_The exercise_:
Leave every picture out and write out the records below exactly.
[START]
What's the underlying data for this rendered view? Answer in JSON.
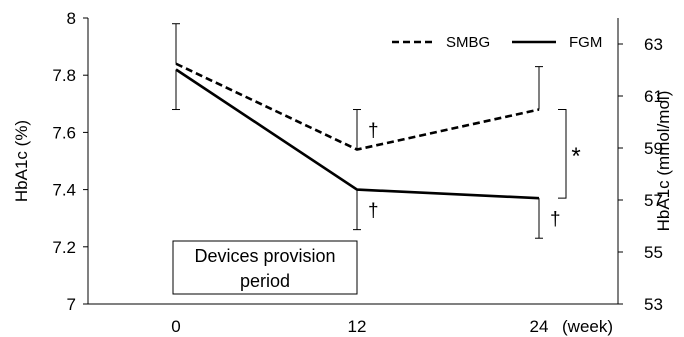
{
  "chart_data": {
    "type": "line",
    "x": [
      0,
      12,
      24
    ],
    "xtick_labels": [
      "0",
      "12",
      "24"
    ],
    "xunit": "(week)",
    "ylabel": "HbA1c (%)",
    "ylim": [
      7,
      8
    ],
    "yticks": [
      "7",
      "7.2",
      "7.4",
      "7.6",
      "7.8",
      "8"
    ],
    "y2label": "HbA1c (mmol/mol)",
    "y2lim": [
      53,
      64
    ],
    "y2ticks": [
      "53",
      "55",
      "57",
      "59",
      "61",
      "63"
    ],
    "legend_position": "top-right",
    "series": [
      {
        "name": "SMBG",
        "style": "dashed",
        "values": [
          7.84,
          7.54,
          7.68
        ],
        "error_bar": "up",
        "errors": [
          0.14,
          0.14,
          0.15
        ],
        "markers": [
          "",
          "†",
          ""
        ]
      },
      {
        "name": "FGM",
        "style": "solid",
        "values": [
          7.82,
          7.4,
          7.37
        ],
        "error_bar": "down",
        "errors": [
          0.14,
          0.14,
          0.14
        ],
        "markers": [
          "",
          "†",
          "†"
        ]
      }
    ],
    "significance_symbol": "*",
    "annotation_box": [
      "Devices provision",
      "period"
    ]
  }
}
[END]
_Output for this exercise_:
What's the underlying data for this rendered view? Answer in JSON.
{
  "chart_data": {
    "type": "line",
    "x": [
      0,
      12,
      24
    ],
    "xtick_labels": [
      "0",
      "12",
      "24"
    ],
    "xunit": "(week)",
    "ylabel": "HbA1c (%)",
    "ylim": [
      7,
      8
    ],
    "yticks": [
      "7",
      "7.2",
      "7.4",
      "7.6",
      "7.8",
      "8"
    ],
    "y2label": "HbA1c (mmol/mol)",
    "y2lim": [
      53,
      64
    ],
    "y2ticks": [
      "53",
      "55",
      "57",
      "59",
      "61",
      "63"
    ],
    "legend_position": "top-right",
    "series": [
      {
        "name": "SMBG",
        "style": "dashed",
        "values": [
          7.84,
          7.54,
          7.68
        ],
        "error_bar": "up",
        "errors": [
          0.14,
          0.14,
          0.15
        ],
        "markers": [
          "",
          "†",
          ""
        ]
      },
      {
        "name": "FGM",
        "style": "solid",
        "values": [
          7.82,
          7.4,
          7.37
        ],
        "error_bar": "down",
        "errors": [
          0.14,
          0.14,
          0.14
        ],
        "markers": [
          "",
          "†",
          "†"
        ]
      }
    ],
    "significance_symbol": "*",
    "annotation_box": [
      "Devices provision",
      "period"
    ]
  }
}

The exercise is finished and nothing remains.